Sort through the entries below and pull out lines containing the word "foot".

[Entries taken from a collection]
## START

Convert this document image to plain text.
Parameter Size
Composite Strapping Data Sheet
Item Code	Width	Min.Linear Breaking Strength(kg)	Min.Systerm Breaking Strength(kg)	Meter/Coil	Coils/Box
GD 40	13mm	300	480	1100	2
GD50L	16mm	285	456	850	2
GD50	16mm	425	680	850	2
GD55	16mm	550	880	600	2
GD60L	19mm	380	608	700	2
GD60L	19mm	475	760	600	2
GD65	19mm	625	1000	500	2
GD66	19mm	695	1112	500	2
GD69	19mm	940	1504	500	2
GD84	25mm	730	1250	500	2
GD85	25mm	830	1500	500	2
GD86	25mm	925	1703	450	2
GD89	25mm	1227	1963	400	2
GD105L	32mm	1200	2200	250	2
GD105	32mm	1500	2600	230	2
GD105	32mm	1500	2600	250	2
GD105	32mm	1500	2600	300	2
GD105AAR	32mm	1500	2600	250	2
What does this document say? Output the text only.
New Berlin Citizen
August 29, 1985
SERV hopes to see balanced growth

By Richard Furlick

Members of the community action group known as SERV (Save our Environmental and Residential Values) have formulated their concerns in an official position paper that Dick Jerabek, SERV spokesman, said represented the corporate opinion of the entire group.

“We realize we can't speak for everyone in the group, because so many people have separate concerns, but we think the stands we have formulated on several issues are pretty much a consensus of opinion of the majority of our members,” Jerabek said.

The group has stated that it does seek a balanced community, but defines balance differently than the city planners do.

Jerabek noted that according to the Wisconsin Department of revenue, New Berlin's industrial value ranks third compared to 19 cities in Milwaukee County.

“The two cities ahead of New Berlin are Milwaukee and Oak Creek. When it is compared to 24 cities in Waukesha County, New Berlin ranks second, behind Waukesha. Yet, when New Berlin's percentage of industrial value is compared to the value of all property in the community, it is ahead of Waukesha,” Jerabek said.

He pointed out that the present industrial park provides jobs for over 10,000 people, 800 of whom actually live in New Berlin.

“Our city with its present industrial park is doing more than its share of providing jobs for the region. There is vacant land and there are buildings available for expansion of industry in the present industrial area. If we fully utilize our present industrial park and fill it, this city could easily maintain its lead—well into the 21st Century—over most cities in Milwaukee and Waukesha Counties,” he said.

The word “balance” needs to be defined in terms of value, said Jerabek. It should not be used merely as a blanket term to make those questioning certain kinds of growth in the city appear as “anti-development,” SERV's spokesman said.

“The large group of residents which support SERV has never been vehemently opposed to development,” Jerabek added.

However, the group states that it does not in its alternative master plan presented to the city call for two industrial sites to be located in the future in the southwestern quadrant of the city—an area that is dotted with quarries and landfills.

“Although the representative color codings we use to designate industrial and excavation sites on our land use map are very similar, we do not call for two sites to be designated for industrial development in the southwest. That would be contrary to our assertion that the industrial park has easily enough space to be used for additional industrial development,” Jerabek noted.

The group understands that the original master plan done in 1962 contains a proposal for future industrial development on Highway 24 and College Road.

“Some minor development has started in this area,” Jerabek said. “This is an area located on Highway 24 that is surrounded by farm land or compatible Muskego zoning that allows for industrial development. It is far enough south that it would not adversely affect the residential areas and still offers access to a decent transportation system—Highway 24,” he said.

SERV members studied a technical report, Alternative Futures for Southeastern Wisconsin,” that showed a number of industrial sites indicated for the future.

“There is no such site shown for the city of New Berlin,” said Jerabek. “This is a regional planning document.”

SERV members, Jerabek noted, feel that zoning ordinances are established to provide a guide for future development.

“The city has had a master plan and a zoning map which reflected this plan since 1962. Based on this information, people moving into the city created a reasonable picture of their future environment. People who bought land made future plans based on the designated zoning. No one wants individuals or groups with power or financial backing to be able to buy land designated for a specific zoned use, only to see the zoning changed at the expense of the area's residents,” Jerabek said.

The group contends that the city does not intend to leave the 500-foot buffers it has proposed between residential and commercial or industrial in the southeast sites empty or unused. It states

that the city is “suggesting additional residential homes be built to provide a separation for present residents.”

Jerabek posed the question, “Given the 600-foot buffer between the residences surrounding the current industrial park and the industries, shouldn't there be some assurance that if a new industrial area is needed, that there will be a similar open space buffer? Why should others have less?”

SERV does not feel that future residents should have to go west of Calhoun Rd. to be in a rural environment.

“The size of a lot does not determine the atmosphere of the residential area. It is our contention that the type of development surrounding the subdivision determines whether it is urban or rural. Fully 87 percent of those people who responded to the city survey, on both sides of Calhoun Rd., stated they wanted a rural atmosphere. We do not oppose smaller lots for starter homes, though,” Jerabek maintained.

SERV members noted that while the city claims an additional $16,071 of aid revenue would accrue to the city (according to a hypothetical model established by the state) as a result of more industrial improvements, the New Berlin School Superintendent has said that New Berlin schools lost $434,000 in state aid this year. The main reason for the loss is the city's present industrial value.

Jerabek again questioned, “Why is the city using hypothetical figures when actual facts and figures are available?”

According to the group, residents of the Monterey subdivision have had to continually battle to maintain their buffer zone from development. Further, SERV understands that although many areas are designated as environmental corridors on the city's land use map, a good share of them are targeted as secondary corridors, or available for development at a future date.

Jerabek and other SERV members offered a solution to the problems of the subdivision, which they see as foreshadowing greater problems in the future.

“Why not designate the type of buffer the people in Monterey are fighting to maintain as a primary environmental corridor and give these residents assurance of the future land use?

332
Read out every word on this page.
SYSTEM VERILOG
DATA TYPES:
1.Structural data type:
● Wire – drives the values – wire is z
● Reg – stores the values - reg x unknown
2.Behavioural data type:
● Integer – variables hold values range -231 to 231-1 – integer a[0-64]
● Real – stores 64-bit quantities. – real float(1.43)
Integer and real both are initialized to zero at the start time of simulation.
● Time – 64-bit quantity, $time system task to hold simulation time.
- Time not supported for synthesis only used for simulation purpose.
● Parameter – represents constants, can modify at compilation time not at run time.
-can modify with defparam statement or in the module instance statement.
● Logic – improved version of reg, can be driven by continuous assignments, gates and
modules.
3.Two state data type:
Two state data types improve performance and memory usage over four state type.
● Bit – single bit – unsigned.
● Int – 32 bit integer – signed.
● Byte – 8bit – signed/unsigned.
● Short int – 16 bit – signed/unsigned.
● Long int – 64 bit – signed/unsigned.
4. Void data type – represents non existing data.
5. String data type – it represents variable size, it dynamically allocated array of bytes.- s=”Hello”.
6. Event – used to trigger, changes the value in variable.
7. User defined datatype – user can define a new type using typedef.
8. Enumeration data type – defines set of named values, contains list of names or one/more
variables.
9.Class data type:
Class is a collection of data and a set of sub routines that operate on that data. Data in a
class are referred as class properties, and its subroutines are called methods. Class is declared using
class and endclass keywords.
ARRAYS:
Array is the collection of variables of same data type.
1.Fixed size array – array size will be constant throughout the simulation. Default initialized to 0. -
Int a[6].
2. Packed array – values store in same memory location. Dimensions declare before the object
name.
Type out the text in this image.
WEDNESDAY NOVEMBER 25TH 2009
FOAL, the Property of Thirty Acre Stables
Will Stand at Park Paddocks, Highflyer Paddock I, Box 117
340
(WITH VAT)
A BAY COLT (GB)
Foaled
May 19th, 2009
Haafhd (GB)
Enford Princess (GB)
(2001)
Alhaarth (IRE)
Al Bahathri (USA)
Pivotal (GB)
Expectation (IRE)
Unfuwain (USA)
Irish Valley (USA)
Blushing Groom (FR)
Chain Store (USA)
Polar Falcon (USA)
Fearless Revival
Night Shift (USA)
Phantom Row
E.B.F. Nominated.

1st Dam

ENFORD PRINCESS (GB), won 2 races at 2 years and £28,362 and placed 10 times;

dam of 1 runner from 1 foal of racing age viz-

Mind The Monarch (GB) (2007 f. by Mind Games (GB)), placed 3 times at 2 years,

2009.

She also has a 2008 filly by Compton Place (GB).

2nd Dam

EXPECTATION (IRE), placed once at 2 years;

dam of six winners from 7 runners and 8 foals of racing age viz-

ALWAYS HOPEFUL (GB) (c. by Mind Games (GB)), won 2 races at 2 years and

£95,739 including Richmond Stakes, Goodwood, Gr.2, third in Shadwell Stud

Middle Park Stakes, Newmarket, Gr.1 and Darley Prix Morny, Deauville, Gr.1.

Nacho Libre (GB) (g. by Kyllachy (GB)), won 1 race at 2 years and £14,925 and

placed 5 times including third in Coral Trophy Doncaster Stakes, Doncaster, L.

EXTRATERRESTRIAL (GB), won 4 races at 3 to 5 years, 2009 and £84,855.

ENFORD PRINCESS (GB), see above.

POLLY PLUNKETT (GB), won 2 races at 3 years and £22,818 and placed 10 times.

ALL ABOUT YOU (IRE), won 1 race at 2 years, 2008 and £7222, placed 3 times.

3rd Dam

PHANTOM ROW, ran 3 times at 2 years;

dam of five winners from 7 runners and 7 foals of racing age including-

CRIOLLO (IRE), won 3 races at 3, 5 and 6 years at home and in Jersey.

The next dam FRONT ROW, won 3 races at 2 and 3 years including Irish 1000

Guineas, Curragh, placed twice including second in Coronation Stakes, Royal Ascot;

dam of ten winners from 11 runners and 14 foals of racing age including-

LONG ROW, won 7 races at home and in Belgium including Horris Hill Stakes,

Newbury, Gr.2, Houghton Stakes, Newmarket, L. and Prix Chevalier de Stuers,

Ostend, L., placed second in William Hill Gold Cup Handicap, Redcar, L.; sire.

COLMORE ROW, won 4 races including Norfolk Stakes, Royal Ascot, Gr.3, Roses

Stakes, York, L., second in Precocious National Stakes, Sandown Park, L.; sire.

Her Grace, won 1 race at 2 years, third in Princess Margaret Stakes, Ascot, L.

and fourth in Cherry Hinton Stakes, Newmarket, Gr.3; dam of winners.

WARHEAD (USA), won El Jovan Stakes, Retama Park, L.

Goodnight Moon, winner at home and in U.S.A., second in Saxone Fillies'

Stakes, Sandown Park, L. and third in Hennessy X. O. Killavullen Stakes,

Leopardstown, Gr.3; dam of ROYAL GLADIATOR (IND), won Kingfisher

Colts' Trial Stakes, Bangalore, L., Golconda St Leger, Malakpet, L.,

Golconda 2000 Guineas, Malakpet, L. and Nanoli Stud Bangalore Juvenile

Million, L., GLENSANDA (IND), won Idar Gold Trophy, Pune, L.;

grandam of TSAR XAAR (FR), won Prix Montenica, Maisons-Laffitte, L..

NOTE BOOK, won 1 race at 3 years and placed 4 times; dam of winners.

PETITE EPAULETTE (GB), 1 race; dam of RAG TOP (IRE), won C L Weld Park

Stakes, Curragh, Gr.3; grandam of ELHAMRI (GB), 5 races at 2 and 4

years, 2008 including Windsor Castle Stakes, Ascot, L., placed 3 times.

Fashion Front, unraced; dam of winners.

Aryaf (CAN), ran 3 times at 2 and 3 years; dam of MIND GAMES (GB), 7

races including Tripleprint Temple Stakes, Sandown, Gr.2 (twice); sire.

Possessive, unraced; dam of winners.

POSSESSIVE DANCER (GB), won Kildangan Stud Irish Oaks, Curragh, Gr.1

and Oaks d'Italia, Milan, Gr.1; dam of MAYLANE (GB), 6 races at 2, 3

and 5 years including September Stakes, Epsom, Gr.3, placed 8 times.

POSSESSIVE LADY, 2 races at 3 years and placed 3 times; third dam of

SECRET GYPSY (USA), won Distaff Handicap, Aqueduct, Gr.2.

## END

◆ **ANSWER FOR THIS EXERCISE**
The group contends that the city does not intend to leave the 500-foot buffers it has proposed between residential and commercial or industrial in the southeast sites empty or unused. It states
Jerabek posed the question, “Given the 600-foot buffer between the residences surrounding the current industrial park and the industries, shouldn't there be some assurance that if a new industrial area is needed, that there will be a similar open space buffer? Why should others have less?”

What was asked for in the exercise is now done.